Quote, verbatim, all material below, without pictures.

(Some records)
======
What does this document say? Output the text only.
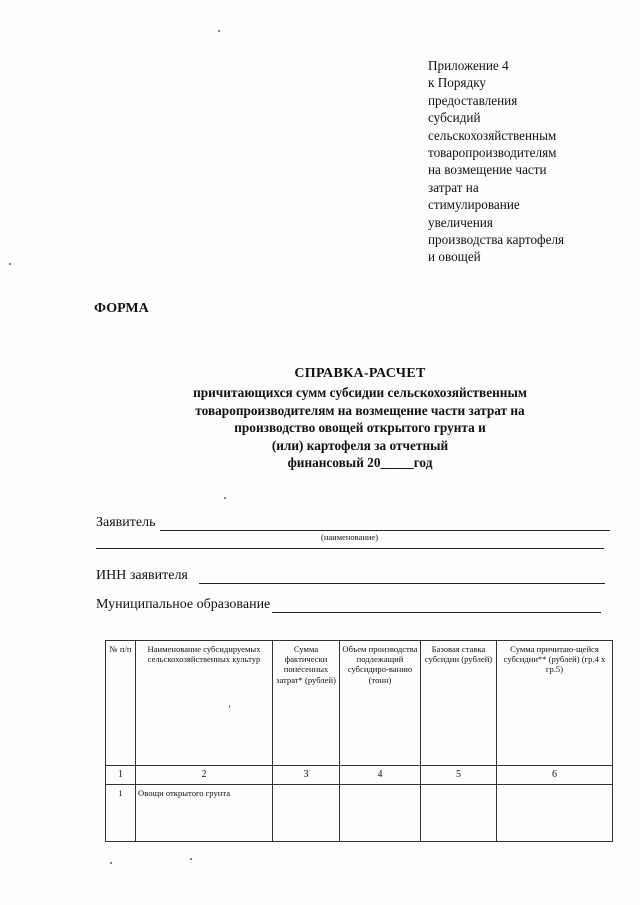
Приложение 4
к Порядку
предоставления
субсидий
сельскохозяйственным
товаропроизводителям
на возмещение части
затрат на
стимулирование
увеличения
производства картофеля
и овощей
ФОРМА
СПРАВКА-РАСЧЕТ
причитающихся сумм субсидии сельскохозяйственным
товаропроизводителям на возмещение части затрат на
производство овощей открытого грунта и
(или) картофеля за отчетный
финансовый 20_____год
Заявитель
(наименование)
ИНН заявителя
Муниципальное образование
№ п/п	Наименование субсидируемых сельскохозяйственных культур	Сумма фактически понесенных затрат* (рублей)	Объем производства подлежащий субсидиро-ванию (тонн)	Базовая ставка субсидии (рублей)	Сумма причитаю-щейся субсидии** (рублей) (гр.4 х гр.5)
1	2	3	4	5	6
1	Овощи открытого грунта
======
**Correct result:**
What does this document say? Output the text only.
Приложение 4
к Порядку
предоставления
субсидий
сельскохозяйственным
товаропроизводителям
на возмещение части
затрат на
стимулирование
увеличения
производства картофеля
и овощей
ФОРМА
СПРАВКА-РАСЧЕТ
причитающихся сумм субсидии сельскохозяйственным
товаропроизводителям на возмещение части затрат на
производство овощей открытого грунта и
(или) картофеля за отчетный
финансовый 20_____год
Заявитель
(наименование)
ИНН заявителя
Муниципальное образование
№ п/п	Наименование субсидируемых сельскохозяйственных культур	Сумма фактически понесенных затрат* (рублей)	Объем производства подлежащий субсидиро-ванию (тонн)	Базовая ставка субсидии (рублей)	Сумма причитаю-щейся субсидии** (рублей) (гр.4 х гр.5)
1	2	3	4	5	6
1	Овощи открытого грунта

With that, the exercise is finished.